What you need to do
Transcribe all the records with complete accuracy.

Stored data
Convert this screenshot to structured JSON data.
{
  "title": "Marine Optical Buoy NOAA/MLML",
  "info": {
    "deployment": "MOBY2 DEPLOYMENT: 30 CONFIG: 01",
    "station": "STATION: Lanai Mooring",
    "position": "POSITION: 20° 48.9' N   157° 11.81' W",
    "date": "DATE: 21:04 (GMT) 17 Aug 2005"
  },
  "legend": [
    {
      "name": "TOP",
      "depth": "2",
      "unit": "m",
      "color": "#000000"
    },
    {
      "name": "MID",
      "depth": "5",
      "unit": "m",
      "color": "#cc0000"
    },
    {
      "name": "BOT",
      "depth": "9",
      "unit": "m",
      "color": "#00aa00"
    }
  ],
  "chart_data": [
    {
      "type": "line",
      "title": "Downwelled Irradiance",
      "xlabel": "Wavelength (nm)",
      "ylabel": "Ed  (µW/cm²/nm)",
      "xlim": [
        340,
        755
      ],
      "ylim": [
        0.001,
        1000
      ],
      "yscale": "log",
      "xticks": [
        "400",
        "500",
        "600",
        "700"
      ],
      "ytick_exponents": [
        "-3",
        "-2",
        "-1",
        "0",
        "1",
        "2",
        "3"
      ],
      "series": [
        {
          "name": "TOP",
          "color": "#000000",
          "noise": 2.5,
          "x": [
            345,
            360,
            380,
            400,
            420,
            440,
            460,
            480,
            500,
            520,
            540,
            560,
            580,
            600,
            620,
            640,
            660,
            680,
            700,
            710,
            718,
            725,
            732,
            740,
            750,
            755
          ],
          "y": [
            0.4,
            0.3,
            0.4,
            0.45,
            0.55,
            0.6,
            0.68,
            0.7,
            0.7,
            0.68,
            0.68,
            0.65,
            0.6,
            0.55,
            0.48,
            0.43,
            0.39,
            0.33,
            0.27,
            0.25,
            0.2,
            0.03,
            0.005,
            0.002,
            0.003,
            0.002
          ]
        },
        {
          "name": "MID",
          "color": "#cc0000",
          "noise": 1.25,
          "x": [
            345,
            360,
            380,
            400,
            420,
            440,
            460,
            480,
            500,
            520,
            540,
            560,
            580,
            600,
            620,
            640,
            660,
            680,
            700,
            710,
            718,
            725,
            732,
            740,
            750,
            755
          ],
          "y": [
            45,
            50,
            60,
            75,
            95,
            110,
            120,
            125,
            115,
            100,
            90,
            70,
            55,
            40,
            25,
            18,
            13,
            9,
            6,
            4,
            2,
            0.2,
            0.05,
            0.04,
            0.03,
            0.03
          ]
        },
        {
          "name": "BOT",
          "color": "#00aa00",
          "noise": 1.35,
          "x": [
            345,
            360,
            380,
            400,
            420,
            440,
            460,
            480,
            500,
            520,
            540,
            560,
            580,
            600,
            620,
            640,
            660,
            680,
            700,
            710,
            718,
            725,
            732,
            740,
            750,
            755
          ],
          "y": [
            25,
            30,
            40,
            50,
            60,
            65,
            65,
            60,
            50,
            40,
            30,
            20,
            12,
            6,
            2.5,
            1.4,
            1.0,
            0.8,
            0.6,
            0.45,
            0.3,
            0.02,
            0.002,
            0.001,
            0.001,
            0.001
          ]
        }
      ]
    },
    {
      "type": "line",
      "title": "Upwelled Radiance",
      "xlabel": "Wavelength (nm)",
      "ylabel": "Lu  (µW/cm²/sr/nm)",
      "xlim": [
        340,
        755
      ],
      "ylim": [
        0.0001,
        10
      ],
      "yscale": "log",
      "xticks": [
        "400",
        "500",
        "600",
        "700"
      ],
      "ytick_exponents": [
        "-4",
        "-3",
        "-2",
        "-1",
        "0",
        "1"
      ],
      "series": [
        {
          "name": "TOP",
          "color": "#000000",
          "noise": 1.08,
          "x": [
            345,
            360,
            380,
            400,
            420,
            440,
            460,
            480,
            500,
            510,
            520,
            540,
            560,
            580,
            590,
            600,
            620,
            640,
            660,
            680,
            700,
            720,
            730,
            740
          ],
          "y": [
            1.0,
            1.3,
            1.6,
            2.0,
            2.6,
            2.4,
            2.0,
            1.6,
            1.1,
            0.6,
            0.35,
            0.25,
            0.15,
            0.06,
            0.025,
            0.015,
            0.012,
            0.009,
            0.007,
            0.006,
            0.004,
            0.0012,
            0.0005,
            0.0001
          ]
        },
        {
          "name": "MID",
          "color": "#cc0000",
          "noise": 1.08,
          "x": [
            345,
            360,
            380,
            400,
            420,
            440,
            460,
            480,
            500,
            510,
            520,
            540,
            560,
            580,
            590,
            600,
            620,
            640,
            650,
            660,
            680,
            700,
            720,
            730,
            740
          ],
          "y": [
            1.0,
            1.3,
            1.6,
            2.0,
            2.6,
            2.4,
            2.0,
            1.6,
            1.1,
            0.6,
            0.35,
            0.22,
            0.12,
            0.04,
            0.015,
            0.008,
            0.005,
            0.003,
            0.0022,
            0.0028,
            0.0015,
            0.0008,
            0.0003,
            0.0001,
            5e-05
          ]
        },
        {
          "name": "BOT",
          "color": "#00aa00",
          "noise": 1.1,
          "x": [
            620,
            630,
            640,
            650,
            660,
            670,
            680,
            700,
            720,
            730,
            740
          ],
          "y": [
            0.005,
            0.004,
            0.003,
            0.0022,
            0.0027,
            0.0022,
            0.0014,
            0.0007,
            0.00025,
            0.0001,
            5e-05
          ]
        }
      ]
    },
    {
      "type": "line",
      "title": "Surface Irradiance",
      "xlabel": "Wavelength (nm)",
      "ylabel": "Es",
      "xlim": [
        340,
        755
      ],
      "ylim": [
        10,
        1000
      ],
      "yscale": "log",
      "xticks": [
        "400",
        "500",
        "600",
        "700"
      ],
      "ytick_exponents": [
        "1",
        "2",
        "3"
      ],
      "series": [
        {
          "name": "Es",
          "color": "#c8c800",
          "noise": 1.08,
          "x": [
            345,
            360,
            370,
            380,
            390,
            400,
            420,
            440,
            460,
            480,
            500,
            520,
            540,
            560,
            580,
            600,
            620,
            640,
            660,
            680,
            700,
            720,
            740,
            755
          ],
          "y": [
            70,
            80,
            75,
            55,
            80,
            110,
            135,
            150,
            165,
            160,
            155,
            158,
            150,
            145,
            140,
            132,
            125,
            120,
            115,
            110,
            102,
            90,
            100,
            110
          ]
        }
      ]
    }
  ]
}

Solution to this exercise
Convert this screenshot to structured JSON data.
{
  "title": "Marine Optical Buoy NOAA/MLML",
  "info": {
    "deployment": "MOBY2 DEPLOYMENT: 30 CONFIG: 01",
    "station": "STATION: Lanai Mooring",
    "position": "POSITION: 20° 48.9' N   157° 11.81' W",
    "date": "DATE: 21:04 (GMT) 17 Aug 2005"
  },
  "legend": [
    {
      "name": "TOP",
      "depth": "2",
      "unit": "m",
      "color": "#000000"
    },
    {
      "name": "MID",
      "depth": "5",
      "unit": "m",
      "color": "#cc0000"
    },
    {
      "name": "BOT",
      "depth": "9",
      "unit": "m",
      "color": "#00aa00"
    }
  ],
  "chart_data": [
    {
      "type": "line",
      "title": "Downwelled Irradiance",
      "xlabel": "Wavelength (nm)",
      "ylabel": "Ed  (µW/cm²/nm)",
      "xlim": [
        340,
        755
      ],
      "ylim": [
        0.001,
        1000
      ],
      "yscale": "log",
      "xticks": [
        "400",
        "500",
        "600",
        "700"
      ],
      "ytick_exponents": [
        "-3",
        "-2",
        "-1",
        "0",
        "1",
        "2",
        "3"
      ],
      "series": [
        {
          "name": "TOP",
          "color": "#000000",
          "noise": 2.5,
          "x": [
            345,
            360,
            380,
            400,
            420,
            440,
            460,
            480,
            500,
            520,
            540,
            560,
            580,
            600,
            620,
            640,
            660,
            680,
            700,
            710,
            718,
            725,
            732,
            740,
            750,
            755
          ],
          "y": [
            0.4,
            0.3,
            0.4,
            0.45,
            0.55,
            0.6,
            0.68,
            0.7,
            0.7,
            0.68,
            0.68,
            0.65,
            0.6,
            0.55,
            0.48,
            0.43,
            0.39,
            0.33,
            0.27,
            0.25,
            0.2,
            0.03,
            0.005,
            0.002,
            0.003,
            0.002
          ]
        },
        {
          "name": "MID",
          "color": "#cc0000",
          "noise": 1.25,
          "x": [
            345,
            360,
            380,
            400,
            420,
            440,
            460,
            480,
            500,
            520,
            540,
            560,
            580,
            600,
            620,
            640,
            660,
            680,
            700,
            710,
            718,
            725,
            732,
            740,
            750,
            755
          ],
          "y": [
            45,
            50,
            60,
            75,
            95,
            110,
            120,
            125,
            115,
            100,
            90,
            70,
            55,
            40,
            25,
            18,
            13,
            9,
            6,
            4,
            2,
            0.2,
            0.05,
            0.04,
            0.03,
            0.03
          ]
        },
        {
          "name": "BOT",
          "color": "#00aa00",
          "noise": 1.35,
          "x": [
            345,
            360,
            380,
            400,
            420,
            440,
            460,
            480,
            500,
            520,
            540,
            560,
            580,
            600,
            620,
            640,
            660,
            680,
            700,
            710,
            718,
            725,
            732,
            740,
            750,
            755
          ],
          "y": [
            25,
            30,
            40,
            50,
            60,
            65,
            65,
            60,
            50,
            40,
            30,
            20,
            12,
            6,
            2.5,
            1.4,
            1.0,
            0.8,
            0.6,
            0.45,
            0.3,
            0.02,
            0.002,
            0.001,
            0.001,
            0.001
          ]
        }
      ]
    },
    {
      "type": "line",
      "title": "Upwelled Radiance",
      "xlabel": "Wavelength (nm)",
      "ylabel": "Lu  (µW/cm²/sr/nm)",
      "xlim": [
        340,
        755
      ],
      "ylim": [
        0.0001,
        10
      ],
      "yscale": "log",
      "xticks": [
        "400",
        "500",
        "600",
        "700"
      ],
      "ytick_exponents": [
        "-4",
        "-3",
        "-2",
        "-1",
        "0",
        "1"
      ],
      "series": [
        {
          "name": "TOP",
          "color": "#000000",
          "noise": 1.08,
          "x": [
            345,
            360,
            380,
            400,
            420,
            440,
            460,
            480,
            500,
            510,
            520,
            540,
            560,
            580,
            590,
            600,
            620,
            640,
            660,
            680,
            700,
            720,
            730,
            740
          ],
          "y": [
            1.0,
            1.3,
            1.6,
            2.0,
            2.6,
            2.4,
            2.0,
            1.6,
            1.1,
            0.6,
            0.35,
            0.25,
            0.15,
            0.06,
            0.025,
            0.015,
            0.012,
            0.009,
            0.007,
            0.006,
            0.004,
            0.0012,
            0.0005,
            0.0001
          ]
        },
        {
          "name": "MID",
          "color": "#cc0000",
          "noise": 1.08,
          "x": [
            345,
            360,
            380,
            400,
            420,
            440,
            460,
            480,
            500,
            510,
            520,
            540,
            560,
            580,
            590,
            600,
            620,
            640,
            650,
            660,
            680,
            700,
            720,
            730,
            740
          ],
          "y": [
            1.0,
            1.3,
            1.6,
            2.0,
            2.6,
            2.4,
            2.0,
            1.6,
            1.1,
            0.6,
            0.35,
            0.22,
            0.12,
            0.04,
            0.015,
            0.008,
            0.005,
            0.003,
            0.0022,
            0.0028,
            0.0015,
            0.0008,
            0.0003,
            0.0001,
            5e-05
          ]
        },
        {
          "name": "BOT",
          "color": "#00aa00",
          "noise": 1.1,
          "x": [
            620,
            630,
            640,
            650,
            660,
            670,
            680,
            700,
            720,
            730,
            740
          ],
          "y": [
            0.005,
            0.004,
            0.003,
            0.0022,
            0.0027,
            0.0022,
            0.0014,
            0.0007,
            0.00025,
            0.0001,
            5e-05
          ]
        }
      ]
    },
    {
      "type": "line",
      "title": "Surface Irradiance",
      "xlabel": "Wavelength (nm)",
      "ylabel": "Es",
      "xlim": [
        340,
        755
      ],
      "ylim": [
        10,
        1000
      ],
      "yscale": "log",
      "xticks": [
        "400",
        "500",
        "600",
        "700"
      ],
      "ytick_exponents": [
        "1",
        "2",
        "3"
      ],
      "series": [
        {
          "name": "Es",
          "color": "#c8c800",
          "noise": 1.08,
          "x": [
            345,
            360,
            370,
            380,
            390,
            400,
            420,
            440,
            460,
            480,
            500,
            520,
            540,
            560,
            580,
            600,
            620,
            640,
            660,
            680,
            700,
            720,
            740,
            755
          ],
          "y": [
            70,
            80,
            75,
            55,
            80,
            110,
            135,
            150,
            165,
            160,
            155,
            158,
            150,
            145,
            140,
            132,
            125,
            120,
            115,
            110,
            102,
            90,
            100,
            110
          ]
        }
      ]
    }
  ]
}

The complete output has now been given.